In the POC they refer to the car being on private land in the corn exchange, however it would appear ( after a google as I wasn't the driver I had no idea where it was) that it is a car park that has an actual name and is on a particular street.
Does it matter that they are refering to it one way where it is actually called something else?
Is this another point to add in?
DEFENCE
________________________________________
1. The Defendant denies that the Claimant is entitled to relief in the sum claimed, or at all.
2. The Defendant was the registered keeper of the vehicle in question. The particulars of the claim, state the legal basis is brought against the Defendant for ‘breach in advertised terms and conditions; namely parking without displaying a valid ticket / permit.’ However, it is denied that the Defendant, or any driver of the vehicle, entered into any contractual agreement with the Claimant, whether express, implied, or by conduct when parking in the Corn Exchange 12/06/2015 at 00:22
3. The defendant was not the driver at the time of the vehicle at the time of the alleged contravention
4. The POC alleges that the Defendant was 'the registered keeper and/or the driver' of the vehicle, indicating a failure to identify a Cause of Action. The Claimant is simply offering a menu of choices and failed to comply with Civil Procedure Rule 16.4, or with Civil Practice Direction 16, paras. 7.3 to 7.5.

**Raw data:**
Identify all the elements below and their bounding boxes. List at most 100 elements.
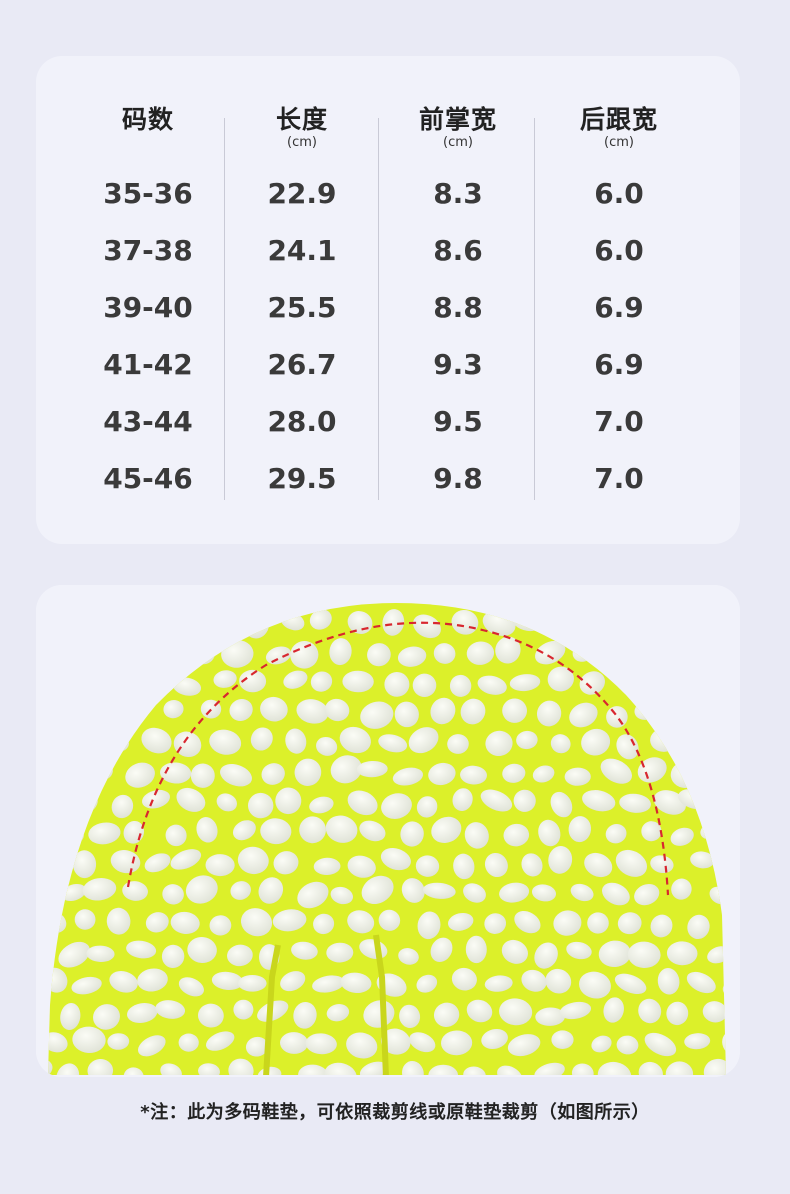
foam-pebble xyxy=(170,911,200,934)
foam-pebble xyxy=(198,1003,224,1028)
foam-pebble xyxy=(671,878,692,900)
foam-pebble xyxy=(109,970,138,993)
foam-pebble xyxy=(602,882,630,906)
foam-pebble xyxy=(87,1058,114,1075)
foam-pebble xyxy=(619,793,651,813)
foam-pebble xyxy=(56,1063,80,1075)
foam-pebble xyxy=(516,730,538,750)
foam-pebble xyxy=(553,910,582,936)
foam-pebble xyxy=(502,763,526,783)
foam-pebble xyxy=(650,914,673,938)
foam-pebble xyxy=(291,941,318,960)
foam-pebble xyxy=(60,1002,81,1031)
foam-pebble xyxy=(579,971,611,999)
foam-pebble xyxy=(265,646,292,665)
foam-pebble xyxy=(460,698,486,725)
foam-pebble xyxy=(298,1064,328,1075)
foam-pebble xyxy=(205,854,235,877)
column-divider xyxy=(534,118,535,500)
foam-pebble xyxy=(495,636,521,664)
column-unit: (cm) xyxy=(443,135,473,150)
foam-pebble xyxy=(416,974,438,993)
foam-pebble xyxy=(582,790,616,812)
foam-pebble xyxy=(161,944,185,968)
foam-pebble xyxy=(216,793,237,812)
foam-pebble xyxy=(72,850,97,879)
foam-pebble xyxy=(381,793,412,819)
foam-pebble xyxy=(484,975,513,992)
foam-pebble xyxy=(220,763,252,787)
table-cell: 6.9 xyxy=(594,348,644,381)
foam-pebble xyxy=(309,796,334,814)
foam-pebble xyxy=(125,762,155,788)
foam-pebble xyxy=(535,640,566,665)
foam-pebble xyxy=(616,1035,639,1055)
table-cell: 26.7 xyxy=(267,348,337,381)
foam-pebble xyxy=(627,941,661,969)
foam-pebble xyxy=(312,975,345,993)
foam-pebble xyxy=(598,940,631,968)
foam-pebble xyxy=(466,641,495,665)
foam-pebble xyxy=(380,848,411,871)
foam-pebble xyxy=(361,875,394,905)
foam-pebble xyxy=(447,912,474,931)
column-header: 前掌宽 xyxy=(418,105,497,134)
foam-pebble xyxy=(600,758,632,784)
foam-pebble xyxy=(571,1063,594,1075)
foam-pebble xyxy=(497,1065,523,1075)
foam-pebble xyxy=(466,999,493,1023)
foam-pebble xyxy=(82,878,117,901)
foam-pebble xyxy=(464,822,489,849)
foam-pebble xyxy=(579,671,605,695)
column-unit: (cm) xyxy=(604,135,634,150)
insole-heel-image xyxy=(36,585,740,1077)
foam-pebble xyxy=(415,855,440,877)
foam-pebble xyxy=(196,817,218,843)
foam-pebble xyxy=(347,790,378,816)
foam-pebble xyxy=(293,1001,317,1029)
foam-pebble xyxy=(547,666,574,692)
foam-pebble xyxy=(499,882,530,903)
foam-pebble xyxy=(141,727,172,754)
foam-pebble xyxy=(367,643,391,667)
foam-pebble xyxy=(484,913,507,934)
foam-pebble xyxy=(72,1026,106,1054)
foam-pebble xyxy=(71,976,102,995)
foam-pebble xyxy=(559,1001,592,1020)
column-header: 码数 xyxy=(121,105,174,134)
foam-pebble xyxy=(86,945,115,963)
foam-pebble xyxy=(514,910,541,934)
foam-pebble xyxy=(326,1004,350,1022)
foam-pebble xyxy=(401,878,425,903)
foam-pebble xyxy=(408,727,439,754)
foam-pebble xyxy=(178,1033,199,1052)
foam-pebble xyxy=(239,669,267,693)
foam-pebble xyxy=(550,791,573,818)
foam-pebble xyxy=(584,852,613,878)
table-cell: 9.5 xyxy=(433,405,483,438)
cutting-note: *注：此为多码鞋垫，可依照裁剪线或原鞋垫裁剪（如图所示） xyxy=(140,1102,650,1123)
foam-pebble xyxy=(313,857,341,876)
foam-pebble xyxy=(356,760,388,778)
table-cell: 39-40 xyxy=(103,291,193,324)
table-cell: 7.0 xyxy=(594,462,644,495)
foam-pebble xyxy=(638,998,662,1024)
foam-pebble xyxy=(531,884,557,902)
foam-pebble xyxy=(449,674,472,697)
foam-pebble xyxy=(641,821,662,842)
foam-pebble xyxy=(430,937,453,963)
foam-pebble xyxy=(126,940,157,959)
foam-pebble xyxy=(310,671,333,692)
foam-pebble xyxy=(657,968,680,995)
foam-pebble xyxy=(305,1033,337,1055)
insole-photo-card xyxy=(36,585,740,1077)
foam-pebble xyxy=(155,1000,186,1019)
foam-pebble xyxy=(428,1064,459,1075)
cutting-guide-line xyxy=(126,621,670,896)
foam-pebble xyxy=(160,1063,182,1075)
foam-pebble xyxy=(535,1007,566,1026)
foam-pebble xyxy=(617,912,642,935)
foam-pebble xyxy=(330,886,354,905)
table-cell: 6.0 xyxy=(594,177,644,210)
column-header: 长度 xyxy=(275,105,328,134)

**Exercise set:**
1. Translate this sentence from the parking-claim post into Spanish: "The Defendant denies that the Claimant is entitled to relief in the sum claimed, or at all."
2. Summarize the parking-claim post in two sentences.

**Answer set:**
1. El Demandado niega que el Demandante tenga derecho a una reparación por la suma reclamada, o a reparación alguna.

2. The writer asks whether it matters that the POC places the car on private land in the Corn Exchange when the car park actually has its own name and is on a particular street. The draft defence that follows denies that the Claimant is entitled to relief or that any contract was entered into, states that the Defendant was the registered keeper but not the driver, and argues that the Claimant offers a menu of choices and failed to comply with Civil Procedure Rule 16.4 and Civil Practice Direction 16.